- [REQUEST] Reproduce each line bearing the word "SUARA".

'''

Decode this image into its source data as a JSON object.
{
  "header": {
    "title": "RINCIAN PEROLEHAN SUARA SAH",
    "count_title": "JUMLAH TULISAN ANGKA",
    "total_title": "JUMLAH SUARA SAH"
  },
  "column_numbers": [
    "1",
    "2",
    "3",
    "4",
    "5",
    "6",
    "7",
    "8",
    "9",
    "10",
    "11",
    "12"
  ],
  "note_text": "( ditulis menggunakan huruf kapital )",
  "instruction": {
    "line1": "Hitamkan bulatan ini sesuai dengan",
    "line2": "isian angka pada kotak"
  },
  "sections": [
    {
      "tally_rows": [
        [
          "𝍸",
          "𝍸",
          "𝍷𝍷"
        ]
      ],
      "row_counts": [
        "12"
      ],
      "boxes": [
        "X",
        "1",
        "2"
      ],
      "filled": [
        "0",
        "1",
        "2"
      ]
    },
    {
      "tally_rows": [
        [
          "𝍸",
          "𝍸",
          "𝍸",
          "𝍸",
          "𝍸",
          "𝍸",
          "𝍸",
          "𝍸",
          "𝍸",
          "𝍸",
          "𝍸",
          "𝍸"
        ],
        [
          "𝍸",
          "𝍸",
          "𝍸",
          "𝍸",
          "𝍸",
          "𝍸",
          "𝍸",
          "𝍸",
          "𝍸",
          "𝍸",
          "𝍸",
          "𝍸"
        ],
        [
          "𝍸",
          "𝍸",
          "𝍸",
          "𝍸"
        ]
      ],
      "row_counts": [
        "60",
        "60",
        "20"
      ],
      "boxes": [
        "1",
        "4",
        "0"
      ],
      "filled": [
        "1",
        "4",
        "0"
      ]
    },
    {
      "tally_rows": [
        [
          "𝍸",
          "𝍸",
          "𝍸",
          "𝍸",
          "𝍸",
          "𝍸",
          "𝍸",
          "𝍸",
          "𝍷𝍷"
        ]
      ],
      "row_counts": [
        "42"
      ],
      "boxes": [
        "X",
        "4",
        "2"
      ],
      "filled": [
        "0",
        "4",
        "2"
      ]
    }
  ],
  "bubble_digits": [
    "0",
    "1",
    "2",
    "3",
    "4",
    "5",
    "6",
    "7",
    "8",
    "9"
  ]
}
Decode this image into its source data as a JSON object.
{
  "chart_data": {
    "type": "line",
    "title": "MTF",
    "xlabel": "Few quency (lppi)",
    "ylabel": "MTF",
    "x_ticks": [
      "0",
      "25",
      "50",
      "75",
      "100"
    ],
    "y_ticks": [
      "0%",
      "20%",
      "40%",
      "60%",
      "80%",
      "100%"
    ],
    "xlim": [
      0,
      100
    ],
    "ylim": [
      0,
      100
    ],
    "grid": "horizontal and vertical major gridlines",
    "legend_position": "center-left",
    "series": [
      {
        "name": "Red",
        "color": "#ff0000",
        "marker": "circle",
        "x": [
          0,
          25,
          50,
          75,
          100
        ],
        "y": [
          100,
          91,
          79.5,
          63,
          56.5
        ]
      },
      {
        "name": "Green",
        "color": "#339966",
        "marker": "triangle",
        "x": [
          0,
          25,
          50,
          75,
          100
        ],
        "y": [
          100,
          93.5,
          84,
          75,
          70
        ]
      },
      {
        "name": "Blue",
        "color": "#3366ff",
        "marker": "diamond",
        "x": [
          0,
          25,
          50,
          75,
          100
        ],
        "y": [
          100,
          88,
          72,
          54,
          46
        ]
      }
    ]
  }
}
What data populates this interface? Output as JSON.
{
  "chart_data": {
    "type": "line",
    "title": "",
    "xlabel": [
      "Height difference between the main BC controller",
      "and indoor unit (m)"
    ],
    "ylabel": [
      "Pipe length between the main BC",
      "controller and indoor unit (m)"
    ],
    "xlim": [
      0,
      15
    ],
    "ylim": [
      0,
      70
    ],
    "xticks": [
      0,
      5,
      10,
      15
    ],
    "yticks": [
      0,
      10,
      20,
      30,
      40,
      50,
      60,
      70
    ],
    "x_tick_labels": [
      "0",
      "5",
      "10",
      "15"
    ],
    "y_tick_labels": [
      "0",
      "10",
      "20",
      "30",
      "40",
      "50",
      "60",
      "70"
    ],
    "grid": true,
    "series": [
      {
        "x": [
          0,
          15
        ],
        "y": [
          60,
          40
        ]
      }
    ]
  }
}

'''

- [OUTPUT FOR THIS TASK]
    "title": "RINCIAN PEROLEHAN SUARA SAH",
    "total_title": "JUMLAH SUARA SAH"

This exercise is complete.